Problem to solve
Extract the complete listing and repeat it word for word.

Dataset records
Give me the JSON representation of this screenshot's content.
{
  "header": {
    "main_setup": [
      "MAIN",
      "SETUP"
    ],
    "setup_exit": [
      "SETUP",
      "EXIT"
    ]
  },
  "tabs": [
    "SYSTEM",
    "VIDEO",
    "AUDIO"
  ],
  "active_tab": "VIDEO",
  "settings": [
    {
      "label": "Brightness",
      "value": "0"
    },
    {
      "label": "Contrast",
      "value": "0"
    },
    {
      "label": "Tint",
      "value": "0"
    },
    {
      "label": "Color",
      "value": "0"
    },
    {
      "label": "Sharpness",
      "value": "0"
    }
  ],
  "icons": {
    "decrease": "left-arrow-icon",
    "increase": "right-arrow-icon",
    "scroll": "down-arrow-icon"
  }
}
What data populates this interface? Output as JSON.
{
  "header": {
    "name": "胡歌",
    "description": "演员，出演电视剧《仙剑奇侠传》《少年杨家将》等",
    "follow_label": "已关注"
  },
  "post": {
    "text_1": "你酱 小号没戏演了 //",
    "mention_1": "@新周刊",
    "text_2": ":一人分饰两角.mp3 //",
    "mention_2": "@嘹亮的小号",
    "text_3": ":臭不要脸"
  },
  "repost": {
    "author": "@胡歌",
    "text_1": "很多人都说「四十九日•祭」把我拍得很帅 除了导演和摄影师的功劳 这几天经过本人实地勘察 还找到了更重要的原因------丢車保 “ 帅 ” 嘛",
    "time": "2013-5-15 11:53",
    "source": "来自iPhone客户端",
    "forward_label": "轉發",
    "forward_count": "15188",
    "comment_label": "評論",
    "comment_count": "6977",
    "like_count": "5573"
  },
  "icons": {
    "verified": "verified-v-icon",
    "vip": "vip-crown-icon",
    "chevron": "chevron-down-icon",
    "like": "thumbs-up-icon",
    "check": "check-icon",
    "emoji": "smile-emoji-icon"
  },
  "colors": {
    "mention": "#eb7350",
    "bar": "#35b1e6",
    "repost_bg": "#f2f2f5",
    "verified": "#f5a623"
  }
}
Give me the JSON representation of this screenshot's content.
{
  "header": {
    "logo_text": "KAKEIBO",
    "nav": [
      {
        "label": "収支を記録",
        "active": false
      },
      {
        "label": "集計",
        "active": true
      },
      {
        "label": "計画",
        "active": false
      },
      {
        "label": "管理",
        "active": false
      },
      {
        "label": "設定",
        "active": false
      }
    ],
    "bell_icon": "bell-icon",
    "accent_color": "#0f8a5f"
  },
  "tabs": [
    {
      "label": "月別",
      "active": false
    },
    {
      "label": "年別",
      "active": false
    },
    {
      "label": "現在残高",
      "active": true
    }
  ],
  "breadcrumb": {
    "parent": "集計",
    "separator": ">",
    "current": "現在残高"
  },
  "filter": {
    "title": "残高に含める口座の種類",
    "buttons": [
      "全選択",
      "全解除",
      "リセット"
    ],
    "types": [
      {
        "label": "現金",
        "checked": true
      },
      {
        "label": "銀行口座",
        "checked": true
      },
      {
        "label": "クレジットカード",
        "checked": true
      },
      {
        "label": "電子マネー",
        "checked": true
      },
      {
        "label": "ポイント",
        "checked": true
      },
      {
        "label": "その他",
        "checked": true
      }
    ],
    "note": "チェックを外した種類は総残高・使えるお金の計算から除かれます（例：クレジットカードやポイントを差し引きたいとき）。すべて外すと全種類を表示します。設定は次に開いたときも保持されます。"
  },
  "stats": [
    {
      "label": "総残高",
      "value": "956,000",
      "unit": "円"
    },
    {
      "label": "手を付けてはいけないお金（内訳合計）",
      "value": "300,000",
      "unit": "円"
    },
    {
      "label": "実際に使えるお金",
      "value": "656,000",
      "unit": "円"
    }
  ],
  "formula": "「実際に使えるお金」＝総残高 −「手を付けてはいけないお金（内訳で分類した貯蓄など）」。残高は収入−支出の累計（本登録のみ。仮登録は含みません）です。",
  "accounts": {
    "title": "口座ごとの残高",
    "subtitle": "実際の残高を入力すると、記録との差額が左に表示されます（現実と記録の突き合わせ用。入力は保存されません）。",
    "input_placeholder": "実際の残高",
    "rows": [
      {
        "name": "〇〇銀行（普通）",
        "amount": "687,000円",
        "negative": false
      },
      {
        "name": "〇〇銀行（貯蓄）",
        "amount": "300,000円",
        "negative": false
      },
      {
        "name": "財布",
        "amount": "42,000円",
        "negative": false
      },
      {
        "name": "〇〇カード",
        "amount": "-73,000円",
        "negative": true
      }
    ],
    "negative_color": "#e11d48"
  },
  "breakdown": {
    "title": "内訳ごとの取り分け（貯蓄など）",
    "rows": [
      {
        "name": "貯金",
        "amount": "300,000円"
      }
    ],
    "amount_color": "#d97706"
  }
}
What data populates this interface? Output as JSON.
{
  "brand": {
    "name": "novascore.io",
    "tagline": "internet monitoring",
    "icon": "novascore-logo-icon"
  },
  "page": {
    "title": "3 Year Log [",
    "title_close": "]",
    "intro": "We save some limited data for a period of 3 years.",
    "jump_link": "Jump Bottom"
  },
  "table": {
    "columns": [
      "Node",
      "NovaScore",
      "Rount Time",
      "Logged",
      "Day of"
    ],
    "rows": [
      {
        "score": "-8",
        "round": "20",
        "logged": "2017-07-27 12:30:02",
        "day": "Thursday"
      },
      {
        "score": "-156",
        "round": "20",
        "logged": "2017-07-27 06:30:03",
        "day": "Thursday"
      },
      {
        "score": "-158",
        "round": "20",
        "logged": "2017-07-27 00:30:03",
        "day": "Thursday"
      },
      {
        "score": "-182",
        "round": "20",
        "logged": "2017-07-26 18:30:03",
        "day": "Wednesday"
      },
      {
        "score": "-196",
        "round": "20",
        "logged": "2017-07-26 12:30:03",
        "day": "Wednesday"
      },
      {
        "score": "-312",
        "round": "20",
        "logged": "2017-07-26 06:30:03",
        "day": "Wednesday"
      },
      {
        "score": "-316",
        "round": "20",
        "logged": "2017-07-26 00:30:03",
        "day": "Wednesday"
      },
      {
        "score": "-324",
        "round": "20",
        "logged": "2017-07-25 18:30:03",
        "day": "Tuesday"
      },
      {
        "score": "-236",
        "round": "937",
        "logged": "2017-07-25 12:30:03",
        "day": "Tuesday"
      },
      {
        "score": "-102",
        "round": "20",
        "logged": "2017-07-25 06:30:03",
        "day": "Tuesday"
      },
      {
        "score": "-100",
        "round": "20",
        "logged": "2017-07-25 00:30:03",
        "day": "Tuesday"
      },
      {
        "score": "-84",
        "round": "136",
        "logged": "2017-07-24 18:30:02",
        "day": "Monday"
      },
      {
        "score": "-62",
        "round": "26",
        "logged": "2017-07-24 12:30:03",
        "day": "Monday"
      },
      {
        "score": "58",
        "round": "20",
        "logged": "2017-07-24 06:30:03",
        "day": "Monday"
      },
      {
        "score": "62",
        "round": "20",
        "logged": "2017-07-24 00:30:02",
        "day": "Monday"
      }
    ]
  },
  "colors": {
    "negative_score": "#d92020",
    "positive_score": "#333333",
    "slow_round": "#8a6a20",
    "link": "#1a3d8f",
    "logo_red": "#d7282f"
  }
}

Task answer
Give me the JSON representation of this screenshot's content.
{
  "header": {
    "main_setup": [
      "MAIN",
      "SETUP"
    ],
    "setup_exit": [
      "SETUP",
      "EXIT"
    ]
  },
  "tabs": [
    "SYSTEM",
    "VIDEO",
    "AUDIO"
  ],
  "active_tab": "VIDEO",
  "settings": [
    {
      "label": "Brightness",
      "value": "0"
    },
    {
      "label": "Contrast",
      "value": "0"
    },
    {
      "label": "Tint",
      "value": "0"
    },
    {
      "label": "Color",
      "value": "0"
    },
    {
      "label": "Sharpness",
      "value": "0"
    }
  ],
  "icons": {
    "decrease": "left-arrow-icon",
    "increase": "right-arrow-icon",
    "scroll": "down-arrow-icon"
  }
}
What data populates this interface? Output as JSON.
{
  "header": {
    "name": "胡歌",
    "description": "演员，出演电视剧《仙剑奇侠传》《少年杨家将》等",
    "follow_label": "已关注"
  },
  "post": {
    "text_1": "你酱 小号没戏演了 //",
    "mention_1": "@新周刊",
    "text_2": ":一人分饰两角.mp3 //",
    "mention_2": "@嘹亮的小号",
    "text_3": ":臭不要脸"
  },
  "repost": {
    "author": "@胡歌",
    "text_1": "很多人都说「四十九日•祭」把我拍得很帅 除了导演和摄影师的功劳 这几天经过本人实地勘察 还找到了更重要的原因------丢車保 “ 帅 ” 嘛",
    "time": "2013-5-15 11:53",
    "source": "来自iPhone客户端",
    "forward_label": "轉發",
    "forward_count": "15188",
    "comment_label": "評論",
    "comment_count": "6977",
    "like_count": "5573"
  },
  "icons": {
    "verified": "verified-v-icon",
    "vip": "vip-crown-icon",
    "chevron": "chevron-down-icon",
    "like": "thumbs-up-icon",
    "check": "check-icon",
    "emoji": "smile-emoji-icon"
  },
  "colors": {
    "mention": "#eb7350",
    "bar": "#35b1e6",
    "repost_bg": "#f2f2f5",
    "verified": "#f5a623"
  }
}
Give me the JSON representation of this screenshot's content.
{
  "header": {
    "logo_text": "KAKEIBO",
    "nav": [
      {
        "label": "収支を記録",
        "active": false
      },
      {
        "label": "集計",
        "active": true
      },
      {
        "label": "計画",
        "active": false
      },
      {
        "label": "管理",
        "active": false
      },
      {
        "label": "設定",
        "active": false
      }
    ],
    "bell_icon": "bell-icon",
    "accent_color": "#0f8a5f"
  },
  "tabs": [
    {
      "label": "月別",
      "active": false
    },
    {
      "label": "年別",
      "active": false
    },
    {
      "label": "現在残高",
      "active": true
    }
  ],
  "breadcrumb": {
    "parent": "集計",
    "separator": ">",
    "current": "現在残高"
  },
  "filter": {
    "title": "残高に含める口座の種類",
    "buttons": [
      "全選択",
      "全解除",
      "リセット"
    ],
    "types": [
      {
        "label": "現金",
        "checked": true
      },
      {
        "label": "銀行口座",
        "checked": true
      },
      {
        "label": "クレジットカード",
        "checked": true
      },
      {
        "label": "電子マネー",
        "checked": true
      },
      {
        "label": "ポイント",
        "checked": true
      },
      {
        "label": "その他",
        "checked": true
      }
    ],
    "note": "チェックを外した種類は総残高・使えるお金の計算から除かれます（例：クレジットカードやポイントを差し引きたいとき）。すべて外すと全種類を表示します。設定は次に開いたときも保持されます。"
  },
  "stats": [
    {
      "label": "総残高",
      "value": "956,000",
      "unit": "円"
    },
    {
      "label": "手を付けてはいけないお金（内訳合計）",
      "value": "300,000",
      "unit": "円"
    },
    {
      "label": "実際に使えるお金",
      "value": "656,000",
      "unit": "円"
    }
  ],
  "formula": "「実際に使えるお金」＝総残高 −「手を付けてはいけないお金（内訳で分類した貯蓄など）」。残高は収入−支出の累計（本登録のみ。仮登録は含みません）です。",
  "accounts": {
    "title": "口座ごとの残高",
    "subtitle": "実際の残高を入力すると、記録との差額が左に表示されます（現実と記録の突き合わせ用。入力は保存されません）。",
    "input_placeholder": "実際の残高",
    "rows": [
      {
        "name": "〇〇銀行（普通）",
        "amount": "687,000円",
        "negative": false
      },
      {
        "name": "〇〇銀行（貯蓄）",
        "amount": "300,000円",
        "negative": false
      },
      {
        "name": "財布",
        "amount": "42,000円",
        "negative": false
      },
      {
        "name": "〇〇カード",
        "amount": "-73,000円",
        "negative": true
      }
    ],
    "negative_color": "#e11d48"
  },
  "breakdown": {
    "title": "内訳ごとの取り分け（貯蓄など）",
    "rows": [
      {
        "name": "貯金",
        "amount": "300,000円"
      }
    ],
    "amount_color": "#d97706"
  }
}
What data populates this interface? Output as JSON.
{
  "brand": {
    "name": "novascore.io",
    "tagline": "internet monitoring",
    "icon": "novascore-logo-icon"
  },
  "page": {
    "title": "3 Year Log [",
    "title_close": "]",
    "intro": "We save some limited data for a period of 3 years.",
    "jump_link": "Jump Bottom"
  },
  "table": {
    "columns": [
      "Node",
      "NovaScore",
      "Rount Time",
      "Logged",
      "Day of"
    ],
    "rows": [
      {
        "score": "-8",
        "round": "20",
        "logged": "2017-07-27 12:30:02",
        "day": "Thursday"
      },
      {
        "score": "-156",
        "round": "20",
        "logged": "2017-07-27 06:30:03",
        "day": "Thursday"
      },
      {
        "score": "-158",
        "round": "20",
        "logged": "2017-07-27 00:30:03",
        "day": "Thursday"
      },
      {
        "score": "-182",
        "round": "20",
        "logged": "2017-07-26 18:30:03",
        "day": "Wednesday"
      },
      {
        "score": "-196",
        "round": "20",
        "logged": "2017-07-26 12:30:03",
        "day": "Wednesday"
      },
      {
        "score": "-312",
        "round": "20",
        "logged": "2017-07-26 06:30:03",
        "day": "Wednesday"
      },
      {
        "score": "-316",
        "round": "20",
        "logged": "2017-07-26 00:30:03",
        "day": "Wednesday"
      },
      {
        "score": "-324",
        "round": "20",
        "logged": "2017-07-25 18:30:03",
        "day": "Tuesday"
      },
      {
        "score": "-236",
        "round": "937",
        "logged": "2017-07-25 12:30:03",
        "day": "Tuesday"
      },
      {
        "score": "-102",
        "round": "20",
        "logged": "2017-07-25 06:30:03",
        "day": "Tuesday"
      },
      {
        "score": "-100",
        "round": "20",
        "logged": "2017-07-25 00:30:03",
        "day": "Tuesday"
      },
      {
        "score": "-84",
        "round": "136",
        "logged": "2017-07-24 18:30:02",
        "day": "Monday"
      },
      {
        "score": "-62",
        "round": "26",
        "logged": "2017-07-24 12:30:03",
        "day": "Monday"
      },
      {
        "score": "58",
        "round": "20",
        "logged": "2017-07-24 06:30:03",
        "day": "Monday"
      },
      {
        "score": "62",
        "round": "20",
        "logged": "2017-07-24 00:30:02",
        "day": "Monday"
      }
    ]
  },
  "colors": {
    "negative_score": "#d92020",
    "positive_score": "#333333",
    "slow_round": "#8a6a20",
    "link": "#1a3d8f",
    "logo_red": "#d7282f"
  }
}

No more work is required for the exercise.